WRITTEN REQUEST
Give the count of lines that include the string "voice". Add nothing to it.

TASK INPUT

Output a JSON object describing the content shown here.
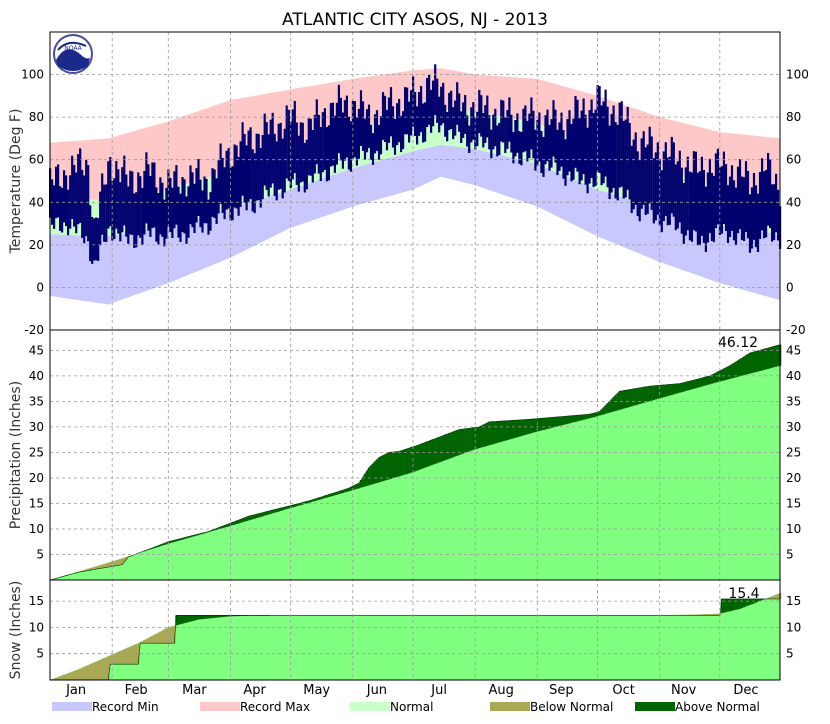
{
  "title": "ATLANTIC CITY  ASOS, NJ - 2013",
  "logo_text": "NOAA",
  "colors": {
    "record_min": "#c8c8ff",
    "record_max": "#ffc8c8",
    "normal_band": "#c8ffc8",
    "normal_fill": "#80ff80",
    "below_normal": "#a8a855",
    "above_normal": "#006400",
    "observed": "#00006e",
    "grid": "#999999"
  },
  "months": [
    "Jan",
    "Feb",
    "Mar",
    "Apr",
    "May",
    "Jun",
    "Jul",
    "Aug",
    "Sep",
    "Oct",
    "Nov",
    "Dec"
  ],
  "legend": [
    {
      "label": "Record Min",
      "color": "#c8c8ff"
    },
    {
      "label": "Record Max",
      "color": "#ffc8c8"
    },
    {
      "label": "Normal",
      "color": "#c8ffc8"
    },
    {
      "label": "Below Normal",
      "color": "#a8a855"
    },
    {
      "label": "Above Normal",
      "color": "#006400"
    }
  ],
  "chart_data": [
    {
      "type": "area",
      "panel": "temperature",
      "ylabel": "Temperature (Deg F)",
      "ylim": [
        -20,
        120
      ],
      "yticks": [
        -20,
        0,
        20,
        40,
        60,
        80,
        100
      ],
      "grid": true,
      "x_unit": "day of year",
      "xlim": [
        1,
        365
      ],
      "normal_high_days": [
        1,
        30,
        60,
        91,
        121,
        152,
        182,
        196,
        213,
        244,
        274,
        305,
        335,
        365
      ],
      "normal_high": [
        42,
        41,
        46,
        55,
        65,
        74,
        82,
        84,
        83,
        77,
        67,
        57,
        47,
        42
      ],
      "normal_low_days": [
        1,
        30,
        60,
        91,
        121,
        152,
        182,
        196,
        213,
        244,
        274,
        305,
        335,
        365
      ],
      "normal_low": [
        25,
        24,
        29,
        37,
        46,
        56,
        64,
        67,
        65,
        58,
        46,
        37,
        29,
        25
      ],
      "record_high_days": [
        1,
        30,
        60,
        91,
        121,
        152,
        182,
        196,
        213,
        244,
        274,
        305,
        335,
        365
      ],
      "record_high": [
        68,
        70,
        78,
        88,
        93,
        98,
        102,
        103,
        100,
        98,
        90,
        80,
        73,
        70
      ],
      "record_low_days": [
        1,
        30,
        60,
        91,
        121,
        152,
        182,
        196,
        213,
        244,
        274,
        305,
        335,
        365
      ],
      "record_low": [
        -4,
        -8,
        2,
        14,
        28,
        38,
        46,
        52,
        48,
        38,
        24,
        12,
        2,
        -6
      ],
      "observed_high_days": [
        1,
        10,
        20,
        23,
        31,
        40,
        50,
        60,
        70,
        80,
        91,
        100,
        110,
        121,
        130,
        140,
        152,
        160,
        170,
        182,
        190,
        196,
        205,
        213,
        225,
        235,
        244,
        255,
        265,
        274,
        285,
        295,
        305,
        315,
        325,
        330,
        340,
        350,
        358,
        365
      ],
      "observed_high": [
        48,
        55,
        58,
        28,
        60,
        50,
        55,
        48,
        52,
        50,
        64,
        70,
        74,
        80,
        75,
        84,
        87,
        80,
        86,
        90,
        96,
        94,
        86,
        85,
        82,
        80,
        80,
        78,
        82,
        88,
        82,
        68,
        65,
        60,
        55,
        58,
        56,
        50,
        56,
        48
      ],
      "observed_low_days": [
        1,
        10,
        20,
        23,
        31,
        40,
        50,
        60,
        70,
        80,
        91,
        100,
        110,
        121,
        130,
        140,
        152,
        160,
        170,
        182,
        190,
        196,
        205,
        213,
        225,
        235,
        244,
        255,
        265,
        274,
        285,
        295,
        305,
        315,
        325,
        330,
        340,
        350,
        358,
        365
      ],
      "observed_low": [
        28,
        30,
        22,
        10,
        28,
        22,
        25,
        24,
        26,
        30,
        36,
        38,
        44,
        48,
        50,
        55,
        60,
        62,
        66,
        70,
        74,
        76,
        70,
        68,
        65,
        62,
        58,
        55,
        50,
        50,
        44,
        36,
        32,
        28,
        20,
        24,
        26,
        20,
        24,
        24
      ]
    },
    {
      "type": "area",
      "panel": "precipitation",
      "ylabel": "Precipitation (Inches)",
      "ylim": [
        0,
        49
      ],
      "yticks": [
        5,
        10,
        15,
        20,
        25,
        30,
        35,
        40,
        45
      ],
      "grid": true,
      "annotation": "46.12",
      "x_unit": "day of year",
      "xlim": [
        1,
        365
      ],
      "normal_cumulative_days": [
        1,
        31,
        59,
        90,
        120,
        151,
        181,
        212,
        243,
        273,
        304,
        334,
        365
      ],
      "normal_cumulative": [
        0,
        3.5,
        7,
        10.5,
        14,
        17.5,
        21,
        25.5,
        29,
        32,
        35.5,
        38.8,
        42
      ],
      "observed_cumulative_days": [
        1,
        15,
        25,
        37,
        40,
        60,
        80,
        90,
        100,
        115,
        130,
        150,
        155,
        160,
        165,
        170,
        175,
        185,
        195,
        205,
        215,
        220,
        240,
        255,
        270,
        275,
        285,
        300,
        315,
        330,
        340,
        350,
        365
      ],
      "observed_cumulative": [
        0,
        1.5,
        2.2,
        3,
        4.5,
        7.5,
        9.5,
        11,
        12.5,
        14,
        15.5,
        18,
        19,
        22,
        24,
        25,
        25.2,
        26.5,
        28,
        29.5,
        30,
        31,
        31.5,
        32,
        32.5,
        33,
        37,
        38,
        38.5,
        40,
        42,
        44.5,
        46.12
      ]
    },
    {
      "type": "area",
      "panel": "snow",
      "ylabel": "Snow (Inches)",
      "ylim": [
        0,
        19
      ],
      "yticks": [
        5,
        10,
        15
      ],
      "grid": true,
      "annotation": "15.4",
      "x_unit": "day of year",
      "xlim": [
        1,
        365
      ],
      "normal_cumulative_days": [
        1,
        15,
        30,
        45,
        60,
        75,
        91,
        100,
        120,
        300,
        320,
        335,
        345,
        355,
        365
      ],
      "normal_cumulative": [
        0,
        2,
        4.5,
        7,
        10,
        11.5,
        12.1,
        12.2,
        12.3,
        12.3,
        12.4,
        12.6,
        13.5,
        15,
        16.5
      ],
      "observed_cumulative_days": [
        1,
        30,
        31,
        45,
        46,
        63,
        64,
        335,
        336,
        350,
        365
      ],
      "observed_cumulative": [
        0,
        0,
        3,
        3,
        7,
        7,
        12.3,
        12.3,
        15.4,
        15.4,
        15.4
      ]
    }
  ]
}
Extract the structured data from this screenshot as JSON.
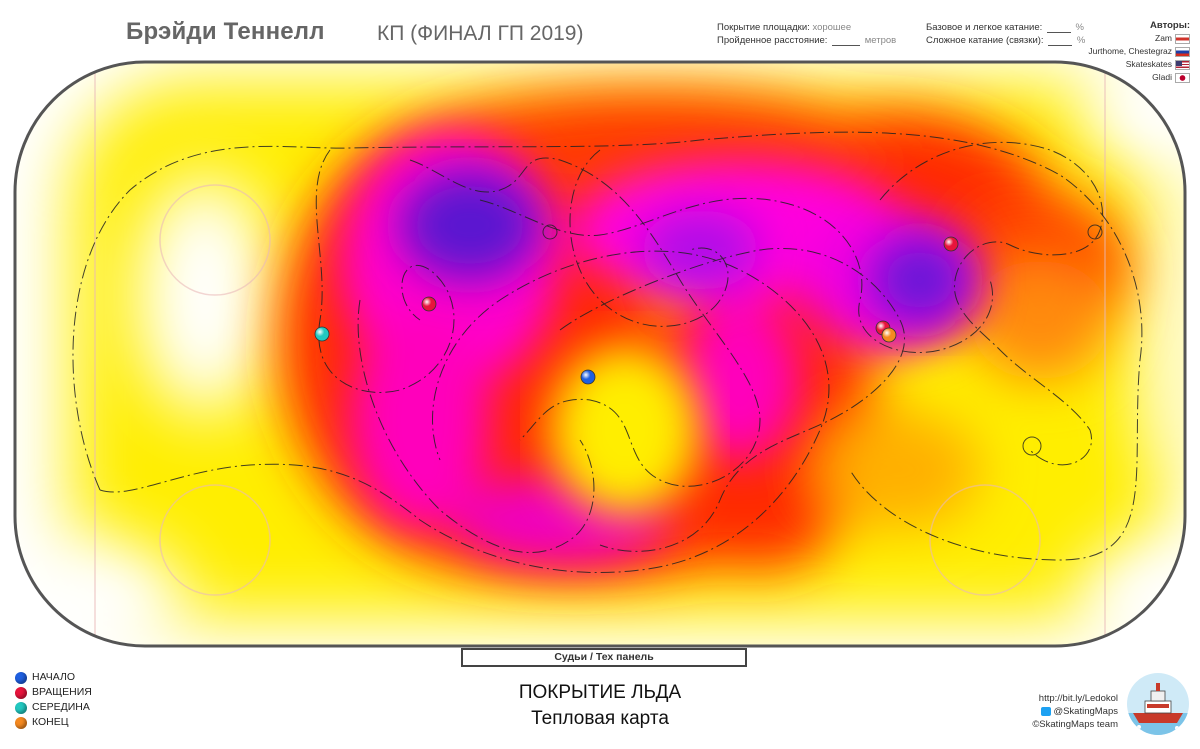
{
  "header": {
    "skater": "Брэйди Теннелл",
    "event": "КП (ФИНАЛ ГП 2019)",
    "coverage_label": "Покрытие площадки:",
    "coverage_value": "хорошее",
    "distance_label": "Пройденное расстояние:",
    "distance_unit": "метров",
    "basic_label": "Базовое и легкое катание:",
    "complex_label": "Сложное катание (связки):",
    "percent_sign": "%"
  },
  "authors": {
    "title": "Авторы:",
    "items": [
      {
        "name": "Zam",
        "flag": "by"
      },
      {
        "name": "Jurthome, Chestegraz",
        "flag": "ru"
      },
      {
        "name": "Skateskates",
        "flag": "us"
      },
      {
        "name": "Gladi",
        "flag": "jp"
      }
    ]
  },
  "rink": {
    "judges_label": "Судьи / Тех панель"
  },
  "legend": {
    "items": [
      {
        "label": "НАЧАЛО",
        "color": "#1f5fe0"
      },
      {
        "label": "ВРАЩЕНИЯ",
        "color": "#e8143c"
      },
      {
        "label": "СЕРЕДИНА",
        "color": "#22c8c0"
      },
      {
        "label": "КОНЕЦ",
        "color": "#f5891f"
      }
    ]
  },
  "titles": {
    "main": "ПОКРЫТИЕ ЛЬДА",
    "sub": "Тепловая карта"
  },
  "links": {
    "url": "http://bit.ly/Ledokol",
    "twitter": "@SkatingMaps",
    "copyright": "©SkatingMaps team"
  },
  "colors": {
    "heat_low": "#ffee00",
    "heat_mid": "#ff2200",
    "heat_high": "#ff00dd",
    "heat_max": "#6a10d0",
    "rink_border": "#555555"
  }
}
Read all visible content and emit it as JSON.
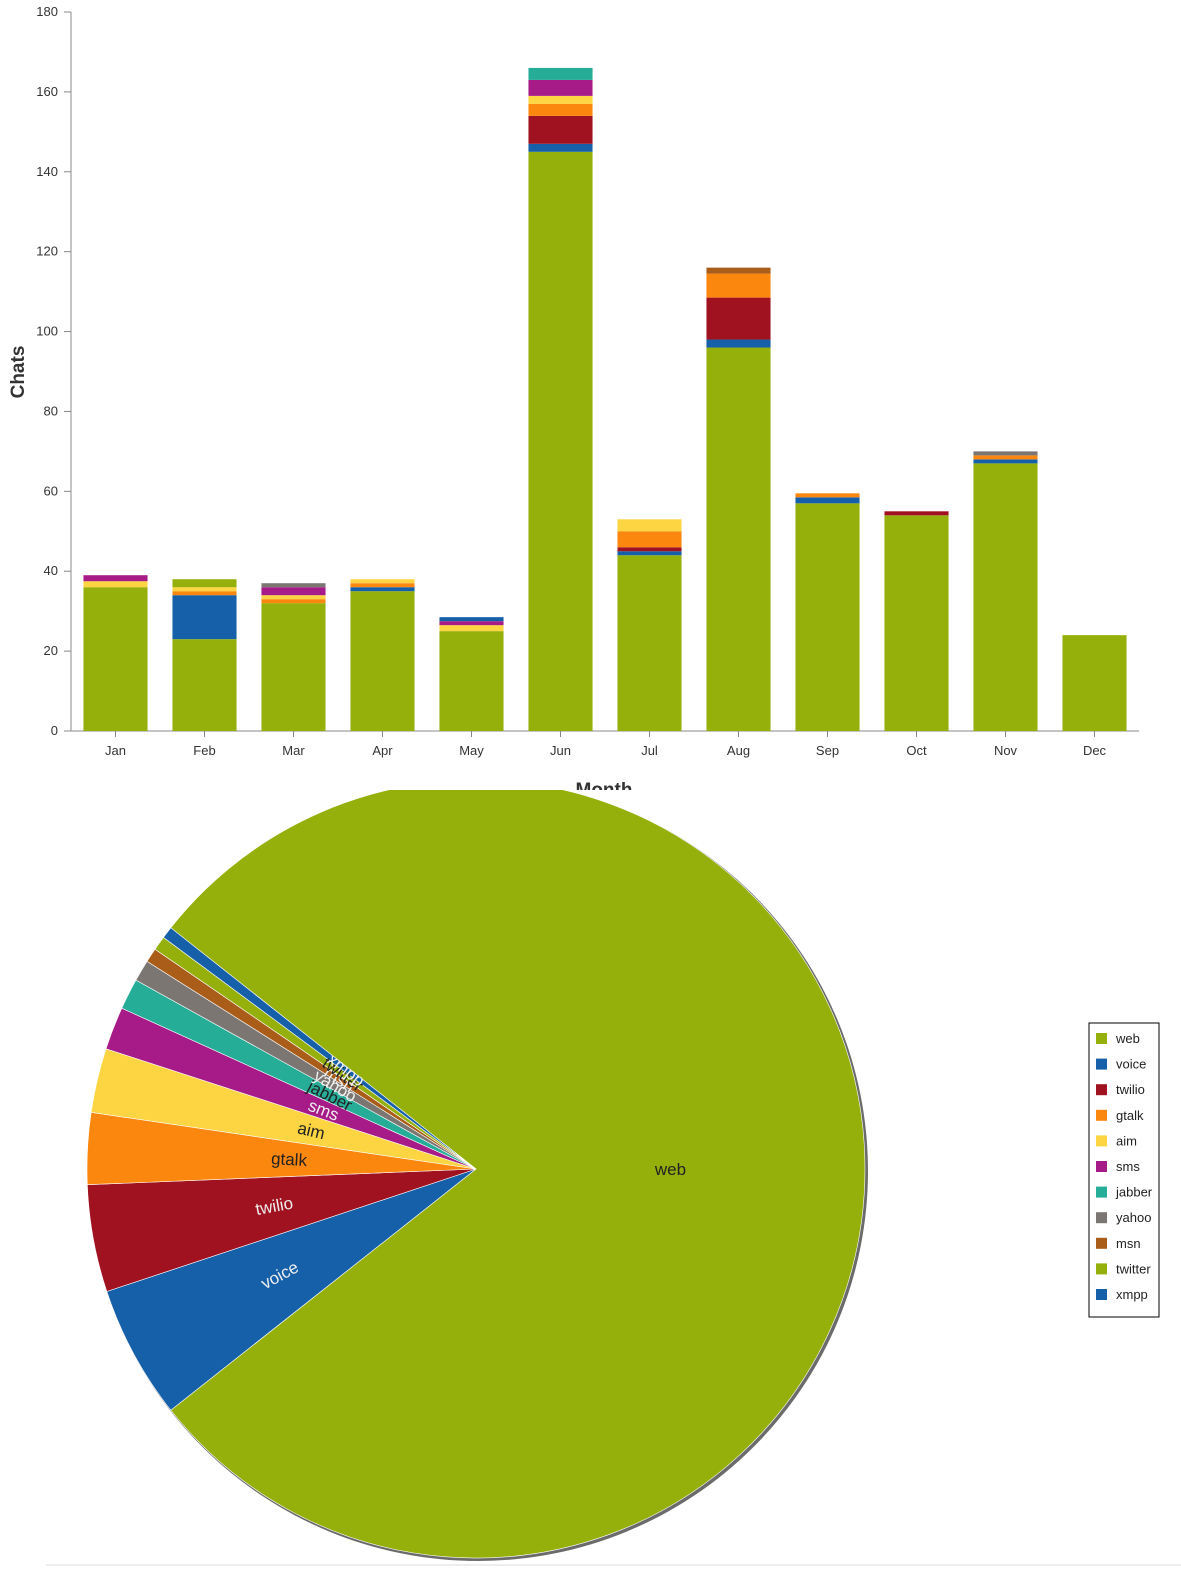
{
  "colors": {
    "web": "#95b00b",
    "voice": "#1560a8",
    "twilio": "#a11221",
    "gtalk": "#fb870f",
    "aim": "#fdd441",
    "sms": "#a61b88",
    "jabber": "#26ad98",
    "yahoo": "#7c7673",
    "msn": "#a95d18",
    "twitter": "#95b00b",
    "xmpp": "#1560a8"
  },
  "chart_data": [
    {
      "type": "bar",
      "stacked": true,
      "ylabel": "Chats",
      "xlabel": "Month",
      "ylim": [
        0,
        180
      ],
      "yticks": [
        0,
        20,
        40,
        60,
        80,
        100,
        120,
        140,
        160,
        180
      ],
      "categories": [
        "Jan",
        "Feb",
        "Mar",
        "Apr",
        "May",
        "Jun",
        "Jul",
        "Aug",
        "Sep",
        "Oct",
        "Nov",
        "Dec"
      ],
      "series": [
        {
          "name": "web",
          "values": [
            36,
            23,
            32,
            35,
            25,
            145,
            44,
            96,
            57,
            54,
            67,
            24
          ]
        },
        {
          "name": "voice",
          "values": [
            0,
            11,
            0,
            1,
            0,
            2,
            1,
            2,
            1.5,
            0,
            1,
            0
          ]
        },
        {
          "name": "twilio",
          "values": [
            0,
            0,
            0,
            0,
            0,
            7,
            1,
            10.5,
            0,
            1,
            0,
            0
          ]
        },
        {
          "name": "gtalk",
          "values": [
            0,
            1,
            1,
            1,
            0,
            3,
            4,
            6,
            1,
            0,
            1,
            0
          ]
        },
        {
          "name": "aim",
          "values": [
            1.5,
            1,
            1,
            1,
            1.5,
            2,
            3,
            0,
            0,
            0,
            0,
            0
          ]
        },
        {
          "name": "sms",
          "values": [
            1.5,
            0,
            2,
            0,
            1,
            4,
            0,
            0,
            0,
            0,
            0,
            0
          ]
        },
        {
          "name": "jabber",
          "values": [
            0,
            0,
            0,
            0,
            0,
            3,
            0,
            0,
            0,
            0,
            0,
            0
          ]
        },
        {
          "name": "yahoo",
          "values": [
            0,
            0,
            1,
            0,
            0,
            0,
            0,
            0,
            0,
            0,
            1,
            0
          ]
        },
        {
          "name": "msn",
          "values": [
            0,
            0,
            0,
            0,
            0,
            0,
            0,
            1.5,
            0,
            0,
            0,
            0
          ]
        },
        {
          "name": "twitter",
          "values": [
            0,
            2,
            0,
            0,
            0,
            0,
            0,
            0,
            0,
            0,
            0,
            0
          ]
        },
        {
          "name": "xmpp",
          "values": [
            0,
            0,
            0,
            0,
            1,
            0,
            0,
            0,
            0,
            0,
            0,
            0
          ]
        }
      ]
    },
    {
      "type": "pie",
      "slices": [
        {
          "label": "web",
          "value": 79.5
        },
        {
          "label": "voice",
          "value": 5.6
        },
        {
          "label": "twilio",
          "value": 4.5
        },
        {
          "label": "gtalk",
          "value": 3.0
        },
        {
          "label": "aim",
          "value": 2.7
        },
        {
          "label": "sms",
          "value": 1.8
        },
        {
          "label": "jabber",
          "value": 1.3
        },
        {
          "label": "yahoo",
          "value": 0.9
        },
        {
          "label": "msn",
          "value": 0.6
        },
        {
          "label": "twitter",
          "value": 0.6
        },
        {
          "label": "xmpp",
          "value": 0.5
        }
      ],
      "legend": [
        "web",
        "voice",
        "twilio",
        "gtalk",
        "aim",
        "sms",
        "jabber",
        "yahoo",
        "msn",
        "twitter",
        "xmpp"
      ],
      "legend_position": "right"
    }
  ]
}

EXERCISE SOLUTION
4